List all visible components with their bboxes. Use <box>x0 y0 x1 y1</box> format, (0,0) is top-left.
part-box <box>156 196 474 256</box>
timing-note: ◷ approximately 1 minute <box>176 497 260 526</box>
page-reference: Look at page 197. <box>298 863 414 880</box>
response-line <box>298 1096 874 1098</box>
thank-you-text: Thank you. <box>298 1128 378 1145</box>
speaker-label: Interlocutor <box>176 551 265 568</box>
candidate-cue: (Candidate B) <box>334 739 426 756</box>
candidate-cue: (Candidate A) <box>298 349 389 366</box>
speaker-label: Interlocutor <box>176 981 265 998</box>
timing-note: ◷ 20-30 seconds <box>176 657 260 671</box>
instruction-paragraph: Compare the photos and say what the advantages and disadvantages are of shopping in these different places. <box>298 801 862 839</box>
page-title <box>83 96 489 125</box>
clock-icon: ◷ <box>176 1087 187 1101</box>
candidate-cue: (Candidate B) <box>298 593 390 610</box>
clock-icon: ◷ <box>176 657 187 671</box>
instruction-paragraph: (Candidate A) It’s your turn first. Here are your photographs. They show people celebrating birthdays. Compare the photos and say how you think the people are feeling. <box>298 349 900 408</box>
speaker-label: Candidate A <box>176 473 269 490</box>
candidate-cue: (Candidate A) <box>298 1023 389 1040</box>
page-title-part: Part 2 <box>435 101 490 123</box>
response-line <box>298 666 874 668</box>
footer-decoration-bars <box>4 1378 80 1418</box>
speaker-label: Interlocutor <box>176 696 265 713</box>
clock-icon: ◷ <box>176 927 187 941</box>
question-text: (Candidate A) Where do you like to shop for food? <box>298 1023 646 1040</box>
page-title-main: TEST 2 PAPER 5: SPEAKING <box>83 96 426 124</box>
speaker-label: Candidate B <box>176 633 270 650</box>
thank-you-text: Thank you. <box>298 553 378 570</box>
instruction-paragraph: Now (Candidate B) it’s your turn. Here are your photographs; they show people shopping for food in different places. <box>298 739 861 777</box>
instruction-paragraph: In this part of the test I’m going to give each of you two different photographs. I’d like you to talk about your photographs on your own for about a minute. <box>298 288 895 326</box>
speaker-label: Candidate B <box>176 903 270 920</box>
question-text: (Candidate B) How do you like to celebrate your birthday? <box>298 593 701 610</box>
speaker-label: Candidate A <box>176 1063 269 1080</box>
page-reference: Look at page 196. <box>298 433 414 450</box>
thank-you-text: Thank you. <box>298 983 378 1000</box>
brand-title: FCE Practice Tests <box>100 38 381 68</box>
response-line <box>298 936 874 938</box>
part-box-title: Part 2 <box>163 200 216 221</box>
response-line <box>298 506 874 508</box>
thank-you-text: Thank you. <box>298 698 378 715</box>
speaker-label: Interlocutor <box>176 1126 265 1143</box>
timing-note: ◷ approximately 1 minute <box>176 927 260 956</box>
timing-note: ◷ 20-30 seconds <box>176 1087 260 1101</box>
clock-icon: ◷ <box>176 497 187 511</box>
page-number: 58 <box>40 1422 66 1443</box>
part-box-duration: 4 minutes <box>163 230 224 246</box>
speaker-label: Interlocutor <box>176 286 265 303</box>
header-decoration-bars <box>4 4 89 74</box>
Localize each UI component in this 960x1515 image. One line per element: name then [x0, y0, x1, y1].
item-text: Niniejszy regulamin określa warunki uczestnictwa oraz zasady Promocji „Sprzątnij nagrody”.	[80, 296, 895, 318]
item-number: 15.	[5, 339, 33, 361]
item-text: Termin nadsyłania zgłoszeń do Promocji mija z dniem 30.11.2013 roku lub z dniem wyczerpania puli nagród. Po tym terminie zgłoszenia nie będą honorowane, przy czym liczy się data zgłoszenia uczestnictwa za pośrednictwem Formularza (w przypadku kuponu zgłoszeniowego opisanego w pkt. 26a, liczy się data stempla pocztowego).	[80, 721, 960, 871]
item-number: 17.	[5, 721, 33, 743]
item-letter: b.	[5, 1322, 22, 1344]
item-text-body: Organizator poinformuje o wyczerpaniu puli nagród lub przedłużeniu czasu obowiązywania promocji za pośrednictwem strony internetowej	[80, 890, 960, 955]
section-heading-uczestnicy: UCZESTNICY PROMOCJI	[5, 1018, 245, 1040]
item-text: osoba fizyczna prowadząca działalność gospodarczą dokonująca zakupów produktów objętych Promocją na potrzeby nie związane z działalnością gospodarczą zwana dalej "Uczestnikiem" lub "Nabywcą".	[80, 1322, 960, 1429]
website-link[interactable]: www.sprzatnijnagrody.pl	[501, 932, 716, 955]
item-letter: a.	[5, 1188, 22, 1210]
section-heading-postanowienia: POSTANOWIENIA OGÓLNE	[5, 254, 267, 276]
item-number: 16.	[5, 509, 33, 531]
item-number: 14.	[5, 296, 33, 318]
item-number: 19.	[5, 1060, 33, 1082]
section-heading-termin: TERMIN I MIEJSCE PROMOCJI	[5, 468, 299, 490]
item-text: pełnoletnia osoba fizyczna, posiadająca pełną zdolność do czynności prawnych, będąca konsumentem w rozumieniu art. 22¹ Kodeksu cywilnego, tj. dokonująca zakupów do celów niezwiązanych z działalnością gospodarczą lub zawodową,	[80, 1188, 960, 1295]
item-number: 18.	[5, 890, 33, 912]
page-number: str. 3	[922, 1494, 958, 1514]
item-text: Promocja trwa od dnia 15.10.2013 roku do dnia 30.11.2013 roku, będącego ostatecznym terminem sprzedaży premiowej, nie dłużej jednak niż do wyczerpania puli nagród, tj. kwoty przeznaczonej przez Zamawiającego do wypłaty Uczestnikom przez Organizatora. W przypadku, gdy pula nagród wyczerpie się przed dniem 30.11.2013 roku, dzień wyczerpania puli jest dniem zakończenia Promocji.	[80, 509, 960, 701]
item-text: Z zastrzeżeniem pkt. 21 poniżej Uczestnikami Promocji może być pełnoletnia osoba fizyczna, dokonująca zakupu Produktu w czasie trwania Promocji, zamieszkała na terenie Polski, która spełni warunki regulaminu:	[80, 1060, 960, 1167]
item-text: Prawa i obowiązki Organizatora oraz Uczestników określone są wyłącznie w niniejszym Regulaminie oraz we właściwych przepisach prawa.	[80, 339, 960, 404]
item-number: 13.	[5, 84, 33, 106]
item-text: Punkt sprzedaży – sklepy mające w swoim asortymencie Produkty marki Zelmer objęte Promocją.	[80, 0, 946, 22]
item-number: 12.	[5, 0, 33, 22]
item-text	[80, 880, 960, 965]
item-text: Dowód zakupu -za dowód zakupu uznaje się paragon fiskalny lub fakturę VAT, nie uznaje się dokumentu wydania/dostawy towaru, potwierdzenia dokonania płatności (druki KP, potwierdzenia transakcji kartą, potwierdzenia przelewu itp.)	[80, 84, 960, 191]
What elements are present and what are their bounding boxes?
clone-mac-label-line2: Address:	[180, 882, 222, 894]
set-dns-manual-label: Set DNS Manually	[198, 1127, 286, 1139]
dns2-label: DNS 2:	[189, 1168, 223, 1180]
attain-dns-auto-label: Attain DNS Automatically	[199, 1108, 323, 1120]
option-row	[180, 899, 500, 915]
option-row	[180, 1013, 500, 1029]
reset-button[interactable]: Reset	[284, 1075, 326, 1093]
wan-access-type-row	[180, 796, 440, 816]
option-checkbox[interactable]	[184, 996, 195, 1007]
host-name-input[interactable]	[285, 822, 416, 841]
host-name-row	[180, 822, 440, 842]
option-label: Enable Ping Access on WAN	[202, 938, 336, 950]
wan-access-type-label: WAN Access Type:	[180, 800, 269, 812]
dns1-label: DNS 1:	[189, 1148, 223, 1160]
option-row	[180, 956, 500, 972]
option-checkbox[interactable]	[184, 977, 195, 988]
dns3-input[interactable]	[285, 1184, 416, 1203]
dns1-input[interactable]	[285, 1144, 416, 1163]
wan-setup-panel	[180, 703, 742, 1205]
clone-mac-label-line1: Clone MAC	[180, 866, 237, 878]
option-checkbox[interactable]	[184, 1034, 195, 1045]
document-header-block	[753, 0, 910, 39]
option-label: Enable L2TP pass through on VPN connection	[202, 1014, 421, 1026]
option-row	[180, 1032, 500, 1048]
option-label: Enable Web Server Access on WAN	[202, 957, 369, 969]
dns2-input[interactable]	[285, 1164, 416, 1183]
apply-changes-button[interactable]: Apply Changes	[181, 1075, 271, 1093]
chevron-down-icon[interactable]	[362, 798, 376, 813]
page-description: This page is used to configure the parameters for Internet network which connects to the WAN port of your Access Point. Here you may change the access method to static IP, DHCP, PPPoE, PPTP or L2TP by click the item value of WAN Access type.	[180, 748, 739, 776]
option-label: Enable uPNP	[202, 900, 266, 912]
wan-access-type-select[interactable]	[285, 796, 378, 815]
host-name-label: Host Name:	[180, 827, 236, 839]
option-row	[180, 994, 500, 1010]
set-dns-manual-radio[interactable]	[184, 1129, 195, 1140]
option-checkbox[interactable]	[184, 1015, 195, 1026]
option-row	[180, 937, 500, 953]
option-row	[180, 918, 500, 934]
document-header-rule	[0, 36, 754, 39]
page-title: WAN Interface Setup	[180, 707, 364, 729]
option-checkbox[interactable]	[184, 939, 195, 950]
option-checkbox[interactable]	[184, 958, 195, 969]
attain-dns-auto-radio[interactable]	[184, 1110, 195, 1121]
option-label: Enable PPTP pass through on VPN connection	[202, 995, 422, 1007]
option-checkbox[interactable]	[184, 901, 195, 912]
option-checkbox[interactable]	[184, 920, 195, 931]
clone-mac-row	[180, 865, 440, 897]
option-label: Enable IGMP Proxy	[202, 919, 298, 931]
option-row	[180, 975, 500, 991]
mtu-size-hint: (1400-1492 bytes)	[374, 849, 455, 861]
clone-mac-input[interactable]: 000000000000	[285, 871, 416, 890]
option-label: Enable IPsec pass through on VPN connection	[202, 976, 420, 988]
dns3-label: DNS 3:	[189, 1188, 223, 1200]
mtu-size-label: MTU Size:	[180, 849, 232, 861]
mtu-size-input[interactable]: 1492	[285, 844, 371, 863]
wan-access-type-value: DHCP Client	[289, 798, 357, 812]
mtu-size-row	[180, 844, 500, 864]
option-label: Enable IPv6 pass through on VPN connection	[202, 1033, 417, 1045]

================

Reproduce word for word the part of the entries that opens with the very first line and closes with the line containing "instruction-paragraph: Now (Candidate", including both of those lines.

List all visible components with their bboxes. Use <box>x0 y0 x1 y1</box> format, (0,0) is top-left.
part-box <box>156 196 474 256</box>
timing-note: ◷ approximately 1 minute <box>176 497 260 526</box>
page-reference: Look at page 197. <box>298 863 414 880</box>
response-line <box>298 1096 874 1098</box>
thank-you-text: Thank you. <box>298 1128 378 1145</box>
speaker-label: Interlocutor <box>176 551 265 568</box>
candidate-cue: (Candidate B) <box>334 739 426 756</box>
candidate-cue: (Candidate A) <box>298 349 389 366</box>
speaker-label: Interlocutor <box>176 981 265 998</box>
timing-note: ◷ 20-30 seconds <box>176 657 260 671</box>
instruction-paragraph: Compare the photos and say what the advantages and disadvantages are of shopping in these different places. <box>298 801 862 839</box>
page-title <box>83 96 489 125</box>
clock-icon: ◷ <box>176 1087 187 1101</box>
candidate-cue: (Candidate B) <box>298 593 390 610</box>
clock-icon: ◷ <box>176 657 187 671</box>
instruction-paragraph: (Candidate A) It’s your turn first. Here are your photographs. They show people celebrating birthdays. Compare the photos and say how you think the people are feeling. <box>298 349 900 408</box>
speaker-label: Candidate A <box>176 473 269 490</box>
candidate-cue: (Candidate A) <box>298 1023 389 1040</box>
page-title-part: Part 2 <box>435 101 490 123</box>
response-line <box>298 666 874 668</box>
footer-decoration-bars <box>4 1378 80 1418</box>
speaker-label: Interlocutor <box>176 696 265 713</box>
clock-icon: ◷ <box>176 927 187 941</box>
question-text: (Candidate A) Where do you like to shop for food? <box>298 1023 646 1040</box>
page-title-main: TEST 2 PAPER 5: SPEAKING <box>83 96 426 124</box>
speaker-label: Candidate B <box>176 633 270 650</box>
thank-you-text: Thank you. <box>298 553 378 570</box>
instruction-paragraph: Now (Candidate B) it’s your turn. Here are your photographs; they show people shopping for food in different places. <box>298 739 861 777</box>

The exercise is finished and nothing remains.